■ **Stated goal**
Search the data for the string "Pmpp" and extract every line where it appears.

■ **Extracts from a graphics dataset**
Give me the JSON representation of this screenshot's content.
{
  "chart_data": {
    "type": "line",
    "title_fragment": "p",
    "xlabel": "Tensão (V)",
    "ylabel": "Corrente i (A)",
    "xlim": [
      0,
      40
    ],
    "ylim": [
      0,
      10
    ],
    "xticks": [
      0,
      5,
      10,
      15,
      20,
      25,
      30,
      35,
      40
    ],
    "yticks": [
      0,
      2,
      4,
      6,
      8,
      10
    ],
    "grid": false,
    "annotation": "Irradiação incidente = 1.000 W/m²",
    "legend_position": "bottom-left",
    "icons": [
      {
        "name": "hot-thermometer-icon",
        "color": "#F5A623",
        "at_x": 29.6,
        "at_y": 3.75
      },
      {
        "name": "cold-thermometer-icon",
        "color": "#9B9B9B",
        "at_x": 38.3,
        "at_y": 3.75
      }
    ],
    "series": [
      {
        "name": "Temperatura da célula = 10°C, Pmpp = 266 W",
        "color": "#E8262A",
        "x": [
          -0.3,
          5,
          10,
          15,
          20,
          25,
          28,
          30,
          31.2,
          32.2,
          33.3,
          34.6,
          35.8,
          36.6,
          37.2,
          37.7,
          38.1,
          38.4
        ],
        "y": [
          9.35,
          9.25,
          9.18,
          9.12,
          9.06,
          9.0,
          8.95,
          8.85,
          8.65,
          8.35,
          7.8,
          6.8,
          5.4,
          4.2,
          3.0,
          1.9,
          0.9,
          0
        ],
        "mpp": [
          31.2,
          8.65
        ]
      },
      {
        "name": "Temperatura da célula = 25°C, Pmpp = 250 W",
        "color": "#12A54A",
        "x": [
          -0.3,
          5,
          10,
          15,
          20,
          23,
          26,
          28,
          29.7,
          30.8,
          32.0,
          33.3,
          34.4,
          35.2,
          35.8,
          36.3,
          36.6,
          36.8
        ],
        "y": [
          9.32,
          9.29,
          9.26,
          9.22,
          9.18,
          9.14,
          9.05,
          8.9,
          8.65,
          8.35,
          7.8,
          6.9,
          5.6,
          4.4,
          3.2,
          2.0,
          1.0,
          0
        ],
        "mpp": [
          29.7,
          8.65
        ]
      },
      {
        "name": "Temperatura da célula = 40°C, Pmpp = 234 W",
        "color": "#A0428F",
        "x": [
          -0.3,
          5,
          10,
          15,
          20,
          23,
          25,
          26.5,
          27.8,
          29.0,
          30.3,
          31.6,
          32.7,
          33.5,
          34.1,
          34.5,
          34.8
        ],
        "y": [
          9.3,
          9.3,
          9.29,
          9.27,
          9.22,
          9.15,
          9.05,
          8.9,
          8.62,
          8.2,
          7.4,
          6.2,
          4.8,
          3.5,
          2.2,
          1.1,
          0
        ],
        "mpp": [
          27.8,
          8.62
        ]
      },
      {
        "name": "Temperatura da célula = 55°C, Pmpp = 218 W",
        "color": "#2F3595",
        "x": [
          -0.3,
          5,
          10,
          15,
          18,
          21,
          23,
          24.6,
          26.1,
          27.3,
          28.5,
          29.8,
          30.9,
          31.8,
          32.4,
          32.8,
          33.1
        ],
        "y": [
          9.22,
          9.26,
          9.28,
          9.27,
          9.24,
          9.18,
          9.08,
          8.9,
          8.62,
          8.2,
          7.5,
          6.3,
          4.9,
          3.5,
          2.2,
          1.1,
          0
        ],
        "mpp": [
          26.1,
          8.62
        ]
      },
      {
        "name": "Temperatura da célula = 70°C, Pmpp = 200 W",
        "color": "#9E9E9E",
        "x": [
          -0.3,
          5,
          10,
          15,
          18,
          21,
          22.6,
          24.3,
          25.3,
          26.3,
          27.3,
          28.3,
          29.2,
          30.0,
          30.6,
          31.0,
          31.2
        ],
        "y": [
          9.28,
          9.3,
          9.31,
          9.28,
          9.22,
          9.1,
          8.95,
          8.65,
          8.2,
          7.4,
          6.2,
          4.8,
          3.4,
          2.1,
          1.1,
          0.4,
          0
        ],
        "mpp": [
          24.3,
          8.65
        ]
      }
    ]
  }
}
--
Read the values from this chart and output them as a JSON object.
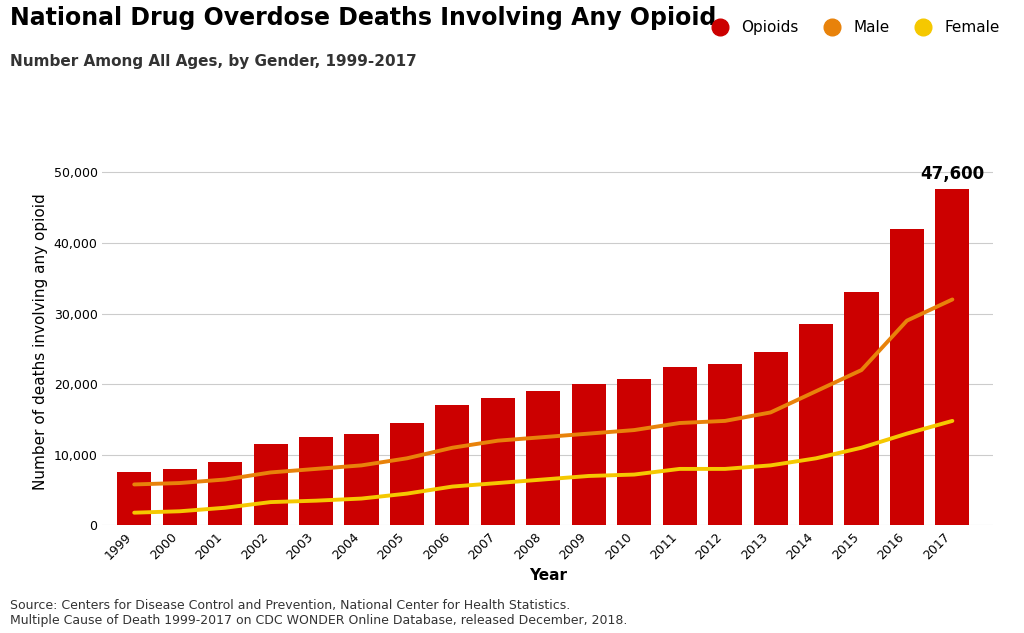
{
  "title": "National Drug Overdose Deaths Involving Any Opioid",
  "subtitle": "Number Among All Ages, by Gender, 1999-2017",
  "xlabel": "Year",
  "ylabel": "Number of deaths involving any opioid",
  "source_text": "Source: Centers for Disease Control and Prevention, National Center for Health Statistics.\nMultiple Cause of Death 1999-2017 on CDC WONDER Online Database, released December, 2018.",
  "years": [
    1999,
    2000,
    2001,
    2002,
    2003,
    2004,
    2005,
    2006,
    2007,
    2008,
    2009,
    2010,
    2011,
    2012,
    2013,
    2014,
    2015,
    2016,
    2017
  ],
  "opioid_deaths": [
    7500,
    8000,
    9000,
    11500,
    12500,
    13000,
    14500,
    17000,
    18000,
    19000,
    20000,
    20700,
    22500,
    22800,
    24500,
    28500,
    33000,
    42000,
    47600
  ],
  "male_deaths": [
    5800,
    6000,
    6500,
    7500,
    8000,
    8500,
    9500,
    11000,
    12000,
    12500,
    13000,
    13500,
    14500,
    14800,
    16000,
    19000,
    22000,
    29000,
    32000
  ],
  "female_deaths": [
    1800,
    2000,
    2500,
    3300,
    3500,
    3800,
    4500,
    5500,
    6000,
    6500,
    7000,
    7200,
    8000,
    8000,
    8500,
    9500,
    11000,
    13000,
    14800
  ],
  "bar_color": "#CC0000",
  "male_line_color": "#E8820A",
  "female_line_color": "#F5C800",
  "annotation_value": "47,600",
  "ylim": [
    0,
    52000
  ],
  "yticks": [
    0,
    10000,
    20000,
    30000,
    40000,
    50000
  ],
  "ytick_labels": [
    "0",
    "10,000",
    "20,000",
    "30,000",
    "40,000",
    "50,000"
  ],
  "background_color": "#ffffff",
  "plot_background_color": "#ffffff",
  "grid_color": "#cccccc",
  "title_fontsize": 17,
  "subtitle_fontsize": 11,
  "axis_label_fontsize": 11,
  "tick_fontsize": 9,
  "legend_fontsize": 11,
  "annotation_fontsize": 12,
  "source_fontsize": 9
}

■ **Complete answer**
        "name": "Temperatura da célula = 10°C, Pmpp = 266 W",
        "name": "Temperatura da célula = 25°C, Pmpp = 250 W",
        "name": "Temperatura da célula = 40°C, Pmpp = 234 W",
        "name": "Temperatura da célula = 55°C, Pmpp = 218 W",
        "name": "Temperatura da célula = 70°C, Pmpp = 200 W",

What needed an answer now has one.